WHAT IS NEEDED: Pick out all lines of the entries that include the word "quantity" and copy them.

>>>>

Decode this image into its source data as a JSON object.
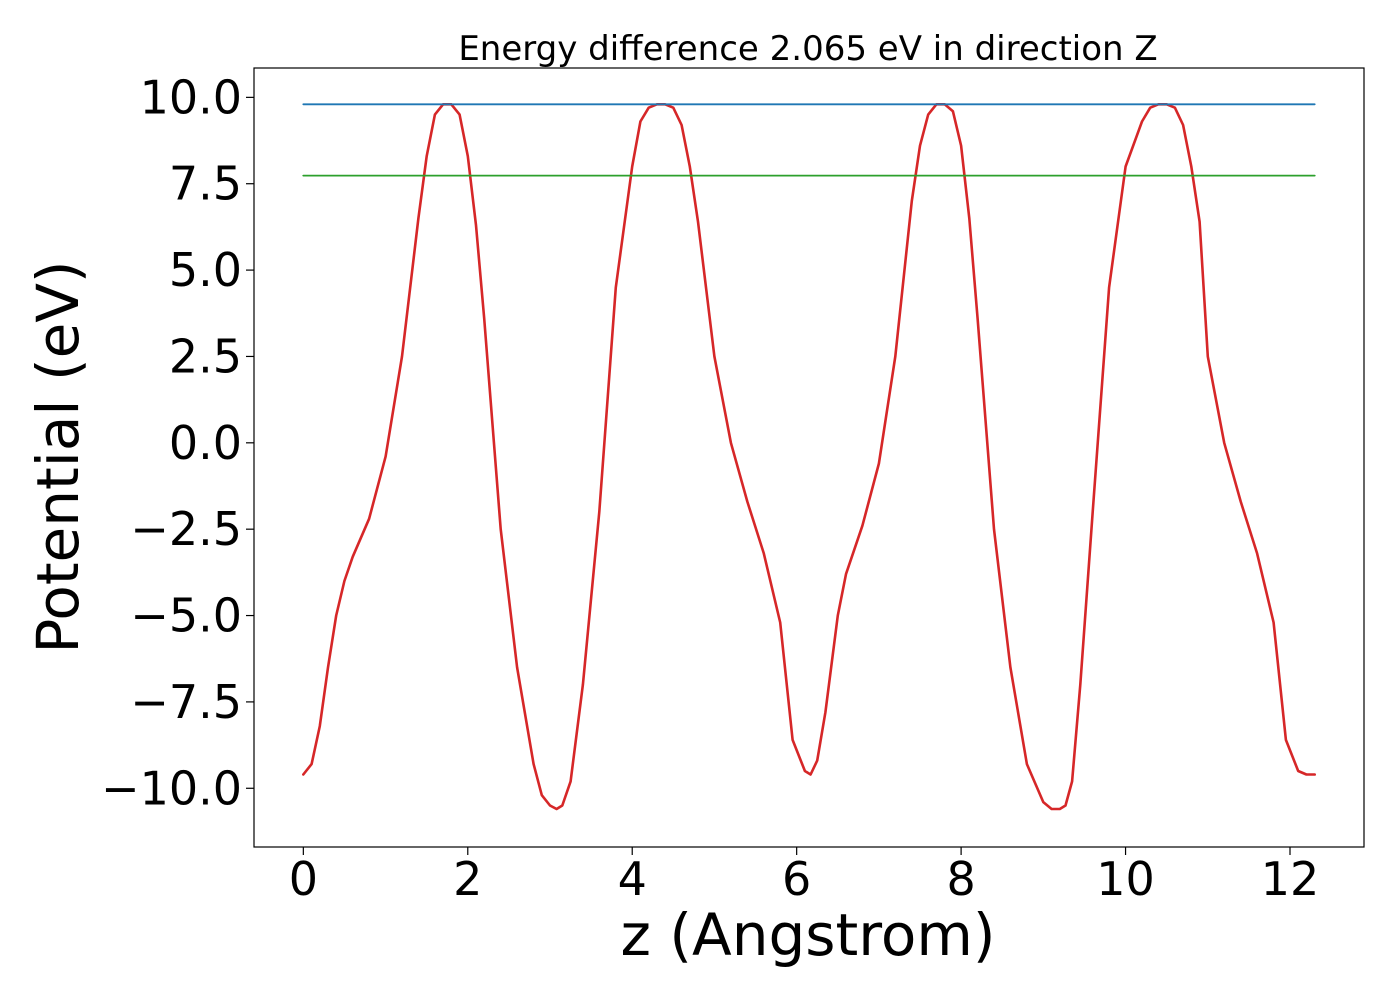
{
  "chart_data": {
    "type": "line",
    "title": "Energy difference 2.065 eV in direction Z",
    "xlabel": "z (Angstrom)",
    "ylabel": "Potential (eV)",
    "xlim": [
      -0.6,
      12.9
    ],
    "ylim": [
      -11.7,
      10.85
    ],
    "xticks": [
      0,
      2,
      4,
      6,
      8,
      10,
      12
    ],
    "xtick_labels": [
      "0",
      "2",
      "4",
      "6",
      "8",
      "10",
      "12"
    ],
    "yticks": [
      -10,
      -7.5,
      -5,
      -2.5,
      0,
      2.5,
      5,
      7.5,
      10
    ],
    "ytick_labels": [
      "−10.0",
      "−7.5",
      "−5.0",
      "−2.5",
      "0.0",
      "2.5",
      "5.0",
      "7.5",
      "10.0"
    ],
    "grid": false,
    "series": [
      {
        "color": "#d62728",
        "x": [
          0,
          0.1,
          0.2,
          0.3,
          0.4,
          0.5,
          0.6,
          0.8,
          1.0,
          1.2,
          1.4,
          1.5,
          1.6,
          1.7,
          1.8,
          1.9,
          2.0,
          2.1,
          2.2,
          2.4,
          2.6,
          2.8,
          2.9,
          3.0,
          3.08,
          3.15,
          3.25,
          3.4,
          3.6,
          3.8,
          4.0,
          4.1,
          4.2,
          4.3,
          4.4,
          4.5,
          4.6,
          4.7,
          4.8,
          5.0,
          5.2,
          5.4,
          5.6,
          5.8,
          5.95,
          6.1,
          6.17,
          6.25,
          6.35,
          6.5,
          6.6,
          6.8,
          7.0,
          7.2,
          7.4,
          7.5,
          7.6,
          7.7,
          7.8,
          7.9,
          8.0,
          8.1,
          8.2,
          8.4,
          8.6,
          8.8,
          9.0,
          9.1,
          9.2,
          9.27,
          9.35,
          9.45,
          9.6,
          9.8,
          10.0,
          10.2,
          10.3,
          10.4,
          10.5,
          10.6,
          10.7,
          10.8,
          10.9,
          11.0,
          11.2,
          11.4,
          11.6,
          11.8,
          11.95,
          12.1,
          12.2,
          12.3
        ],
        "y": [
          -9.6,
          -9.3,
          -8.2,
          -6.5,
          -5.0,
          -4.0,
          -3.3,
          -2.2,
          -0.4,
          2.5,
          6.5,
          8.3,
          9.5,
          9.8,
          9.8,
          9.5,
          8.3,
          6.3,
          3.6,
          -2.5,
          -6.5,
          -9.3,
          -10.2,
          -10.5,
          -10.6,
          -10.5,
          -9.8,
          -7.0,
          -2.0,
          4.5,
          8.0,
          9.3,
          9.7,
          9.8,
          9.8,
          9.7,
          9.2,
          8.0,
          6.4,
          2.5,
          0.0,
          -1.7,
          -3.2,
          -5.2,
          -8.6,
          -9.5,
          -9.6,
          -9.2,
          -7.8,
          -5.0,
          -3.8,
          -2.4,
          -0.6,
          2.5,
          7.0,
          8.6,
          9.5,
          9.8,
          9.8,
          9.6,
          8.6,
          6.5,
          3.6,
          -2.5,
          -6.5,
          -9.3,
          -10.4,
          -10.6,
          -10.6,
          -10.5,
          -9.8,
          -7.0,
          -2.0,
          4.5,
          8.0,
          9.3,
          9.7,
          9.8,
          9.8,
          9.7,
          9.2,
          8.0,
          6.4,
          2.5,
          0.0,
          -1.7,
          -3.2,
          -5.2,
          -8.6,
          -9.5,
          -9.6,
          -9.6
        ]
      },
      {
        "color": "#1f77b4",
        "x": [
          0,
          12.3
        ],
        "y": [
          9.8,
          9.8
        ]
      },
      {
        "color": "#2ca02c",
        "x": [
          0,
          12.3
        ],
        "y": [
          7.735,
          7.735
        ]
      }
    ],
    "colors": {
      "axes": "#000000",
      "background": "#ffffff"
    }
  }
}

<<<<
>>>>

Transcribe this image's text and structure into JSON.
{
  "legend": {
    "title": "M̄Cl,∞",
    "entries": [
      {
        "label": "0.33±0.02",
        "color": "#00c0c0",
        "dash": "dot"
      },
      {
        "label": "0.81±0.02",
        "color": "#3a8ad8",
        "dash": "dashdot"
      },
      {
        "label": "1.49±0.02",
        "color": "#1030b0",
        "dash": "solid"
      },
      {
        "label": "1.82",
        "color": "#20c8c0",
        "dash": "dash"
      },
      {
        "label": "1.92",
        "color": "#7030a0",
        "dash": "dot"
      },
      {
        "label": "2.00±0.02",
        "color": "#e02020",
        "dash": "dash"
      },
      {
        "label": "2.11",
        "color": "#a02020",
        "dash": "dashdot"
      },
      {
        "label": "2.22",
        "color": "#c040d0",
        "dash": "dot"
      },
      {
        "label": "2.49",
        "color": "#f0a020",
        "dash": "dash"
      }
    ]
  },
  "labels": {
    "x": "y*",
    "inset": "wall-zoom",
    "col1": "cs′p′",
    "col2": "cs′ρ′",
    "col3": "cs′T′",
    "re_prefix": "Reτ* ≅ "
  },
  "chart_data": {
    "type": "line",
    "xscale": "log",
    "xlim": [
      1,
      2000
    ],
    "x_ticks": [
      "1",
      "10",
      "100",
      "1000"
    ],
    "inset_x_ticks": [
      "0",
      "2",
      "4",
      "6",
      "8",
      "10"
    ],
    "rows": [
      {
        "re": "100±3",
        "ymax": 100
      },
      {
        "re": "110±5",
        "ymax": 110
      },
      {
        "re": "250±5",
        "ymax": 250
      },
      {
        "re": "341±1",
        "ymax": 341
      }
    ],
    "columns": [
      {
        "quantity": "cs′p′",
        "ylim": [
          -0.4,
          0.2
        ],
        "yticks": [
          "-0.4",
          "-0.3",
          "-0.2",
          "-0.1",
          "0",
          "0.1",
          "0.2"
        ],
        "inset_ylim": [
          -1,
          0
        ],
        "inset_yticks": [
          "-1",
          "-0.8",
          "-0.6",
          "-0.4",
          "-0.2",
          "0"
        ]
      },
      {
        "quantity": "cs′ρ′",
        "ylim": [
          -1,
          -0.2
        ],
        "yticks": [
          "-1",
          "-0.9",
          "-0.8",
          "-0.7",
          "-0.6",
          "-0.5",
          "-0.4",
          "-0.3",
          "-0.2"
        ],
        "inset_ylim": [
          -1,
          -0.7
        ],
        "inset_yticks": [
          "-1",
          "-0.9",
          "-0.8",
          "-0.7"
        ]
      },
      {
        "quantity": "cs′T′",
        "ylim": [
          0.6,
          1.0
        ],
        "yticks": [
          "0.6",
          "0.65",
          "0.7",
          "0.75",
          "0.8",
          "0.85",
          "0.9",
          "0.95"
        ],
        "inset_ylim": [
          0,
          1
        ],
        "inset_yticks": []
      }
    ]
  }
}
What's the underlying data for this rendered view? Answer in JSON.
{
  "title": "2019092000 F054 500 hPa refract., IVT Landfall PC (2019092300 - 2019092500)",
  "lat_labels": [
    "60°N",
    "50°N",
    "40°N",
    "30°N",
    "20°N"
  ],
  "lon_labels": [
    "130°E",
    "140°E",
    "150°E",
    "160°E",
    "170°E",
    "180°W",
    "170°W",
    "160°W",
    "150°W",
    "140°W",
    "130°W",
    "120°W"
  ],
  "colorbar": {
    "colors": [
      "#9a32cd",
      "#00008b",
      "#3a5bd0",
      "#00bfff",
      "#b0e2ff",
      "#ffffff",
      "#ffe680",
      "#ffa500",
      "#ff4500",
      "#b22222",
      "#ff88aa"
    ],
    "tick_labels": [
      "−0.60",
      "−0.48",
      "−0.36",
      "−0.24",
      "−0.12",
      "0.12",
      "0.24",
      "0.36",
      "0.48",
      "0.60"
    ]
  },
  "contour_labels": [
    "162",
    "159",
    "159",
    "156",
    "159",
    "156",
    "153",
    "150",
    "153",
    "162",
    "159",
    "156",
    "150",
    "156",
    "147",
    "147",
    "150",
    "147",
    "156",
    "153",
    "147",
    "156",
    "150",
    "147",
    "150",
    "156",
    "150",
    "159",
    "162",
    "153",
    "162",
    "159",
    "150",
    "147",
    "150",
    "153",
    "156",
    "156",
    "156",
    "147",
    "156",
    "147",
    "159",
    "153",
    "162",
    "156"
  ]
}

<<<<

REPLY:
        "quantity": "cs′p′",
        "quantity": "cs′ρ′",
        "quantity": "cs′T′",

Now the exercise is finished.